### [SET TASK]
Report only how many lines hold the word "section".

※

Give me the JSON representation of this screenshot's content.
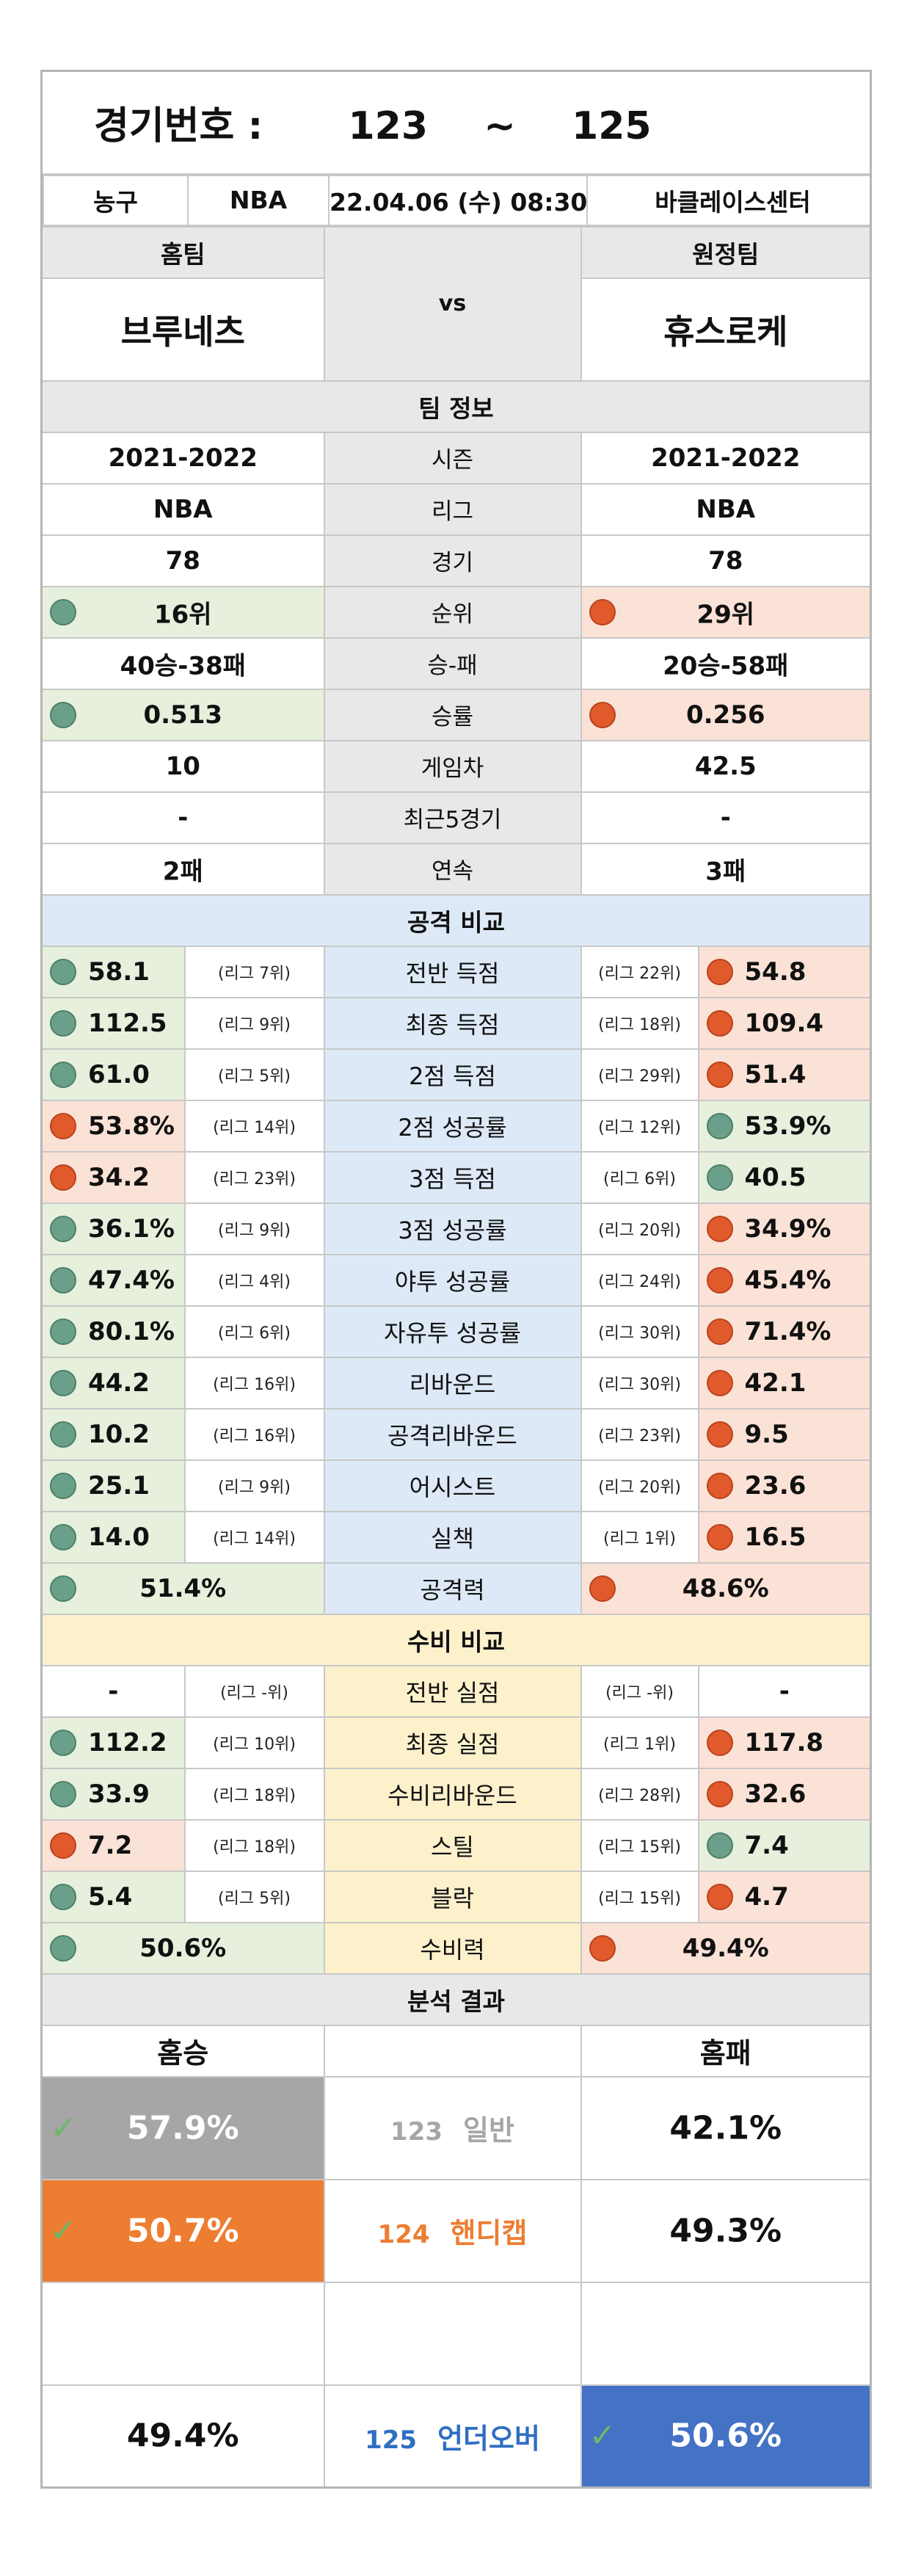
{
  "header": {
    "title_label": "경기번호 :",
    "range_start": "123",
    "range_sep": "~",
    "range_end": "125"
  },
  "match": {
    "sport": "농구",
    "league": "NBA",
    "datetime": "22.04.06 (수) 08:30",
    "venue": "바클레이스센터",
    "home_label": "홈팀",
    "away_label": "원정팀",
    "vs": "vs",
    "home_team": "브루네츠",
    "away_team": "휴스로케"
  },
  "team_info": {
    "section": "팀 정보",
    "rows": [
      {
        "home": "2021-2022",
        "label": "시즌",
        "away": "2021-2022",
        "hdot": "",
        "adot": ""
      },
      {
        "home": "NBA",
        "label": "리그",
        "away": "NBA",
        "hdot": "",
        "adot": ""
      },
      {
        "home": "78",
        "label": "경기",
        "away": "78",
        "hdot": "",
        "adot": ""
      },
      {
        "home": "16위",
        "label": "순위",
        "away": "29위",
        "hdot": "g",
        "adot": "r"
      },
      {
        "home": "40승-38패",
        "label": "승-패",
        "away": "20승-58패",
        "hdot": "",
        "adot": ""
      },
      {
        "home": "0.513",
        "label": "승률",
        "away": "0.256",
        "hdot": "g",
        "adot": "r"
      },
      {
        "home": "10",
        "label": "게임차",
        "away": "42.5",
        "hdot": "",
        "adot": ""
      },
      {
        "home": "-",
        "label": "최근5경기",
        "away": "-",
        "hdot": "",
        "adot": ""
      },
      {
        "home": "2패",
        "label": "연속",
        "away": "3패",
        "hdot": "",
        "adot": ""
      }
    ]
  },
  "attack": {
    "section": "공격 비교",
    "rows": [
      {
        "home": "58.1",
        "hrank": "(리그 7위)",
        "label": "전반 득점",
        "arank": "(리그 22위)",
        "away": "54.8",
        "hdot": "g",
        "adot": "r"
      },
      {
        "home": "112.5",
        "hrank": "(리그 9위)",
        "label": "최종 득점",
        "arank": "(리그 18위)",
        "away": "109.4",
        "hdot": "g",
        "adot": "r"
      },
      {
        "home": "61.0",
        "hrank": "(리그 5위)",
        "label": "2점 득점",
        "arank": "(리그 29위)",
        "away": "51.4",
        "hdot": "g",
        "adot": "r"
      },
      {
        "home": "53.8%",
        "hrank": "(리그 14위)",
        "label": "2점 성공률",
        "arank": "(리그 12위)",
        "away": "53.9%",
        "hdot": "r",
        "adot": "g"
      },
      {
        "home": "34.2",
        "hrank": "(리그 23위)",
        "label": "3점 득점",
        "arank": "(리그 6위)",
        "away": "40.5",
        "hdot": "r",
        "adot": "g"
      },
      {
        "home": "36.1%",
        "hrank": "(리그 9위)",
        "label": "3점 성공률",
        "arank": "(리그 20위)",
        "away": "34.9%",
        "hdot": "g",
        "adot": "r"
      },
      {
        "home": "47.4%",
        "hrank": "(리그 4위)",
        "label": "야투 성공률",
        "arank": "(리그 24위)",
        "away": "45.4%",
        "hdot": "g",
        "adot": "r"
      },
      {
        "home": "80.1%",
        "hrank": "(리그 6위)",
        "label": "자유투 성공률",
        "arank": "(리그 30위)",
        "away": "71.4%",
        "hdot": "g",
        "adot": "r"
      },
      {
        "home": "44.2",
        "hrank": "(리그 16위)",
        "label": "리바운드",
        "arank": "(리그 30위)",
        "away": "42.1",
        "hdot": "g",
        "adot": "r"
      },
      {
        "home": "10.2",
        "hrank": "(리그 16위)",
        "label": "공격리바운드",
        "arank": "(리그 23위)",
        "away": "9.5",
        "hdot": "g",
        "adot": "r"
      },
      {
        "home": "25.1",
        "hrank": "(리그 9위)",
        "label": "어시스트",
        "arank": "(리그 20위)",
        "away": "23.6",
        "hdot": "g",
        "adot": "r"
      },
      {
        "home": "14.0",
        "hrank": "(리그 14위)",
        "label": "실책",
        "arank": "(리그 1위)",
        "away": "16.5",
        "hdot": "g",
        "adot": "r"
      }
    ],
    "total": {
      "home": "51.4%",
      "label": "공격력",
      "away": "48.6%",
      "hdot": "g",
      "adot": "r"
    }
  },
  "defense": {
    "section": "수비 비교",
    "rows": [
      {
        "home": "-",
        "hrank": "(리그 -위)",
        "label": "전반 실점",
        "arank": "(리그 -위)",
        "away": "-",
        "hdot": "",
        "adot": ""
      },
      {
        "home": "112.2",
        "hrank": "(리그 10위)",
        "label": "최종 실점",
        "arank": "(리그 1위)",
        "away": "117.8",
        "hdot": "g",
        "adot": "r"
      },
      {
        "home": "33.9",
        "hrank": "(리그 18위)",
        "label": "수비리바운드",
        "arank": "(리그 28위)",
        "away": "32.6",
        "hdot": "g",
        "adot": "r"
      },
      {
        "home": "7.2",
        "hrank": "(리그 18위)",
        "label": "스틸",
        "arank": "(리그 15위)",
        "away": "7.4",
        "hdot": "r",
        "adot": "g"
      },
      {
        "home": "5.4",
        "hrank": "(리그 5위)",
        "label": "블락",
        "arank": "(리그 15위)",
        "away": "4.7",
        "hdot": "g",
        "adot": "r"
      }
    ],
    "total": {
      "home": "50.6%",
      "label": "수비력",
      "away": "49.4%",
      "hdot": "g",
      "adot": "r"
    }
  },
  "analysis": {
    "section": "분석 결과",
    "home_head": "홈승",
    "away_head": "홈패",
    "rows": [
      {
        "home": "57.9%",
        "num": "123",
        "name": "일반",
        "away": "42.1%"
      },
      {
        "home": "50.7%",
        "num": "124",
        "name": "핸디캡",
        "away": "49.3%"
      },
      {
        "home": "49.4%",
        "num": "125",
        "name": "언더오버",
        "away": "50.6%"
      }
    ],
    "check_mark": "✓"
  },
  "colors": {
    "gray_pick": "#a6a6a6",
    "orange_pick": "#ed7d31",
    "blue_pick": "#4472c4",
    "green_dot": "#6aa08a",
    "red_dot": "#e05a2c"
  }
}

※

### [ANSWER TO THE EXERCISE]
4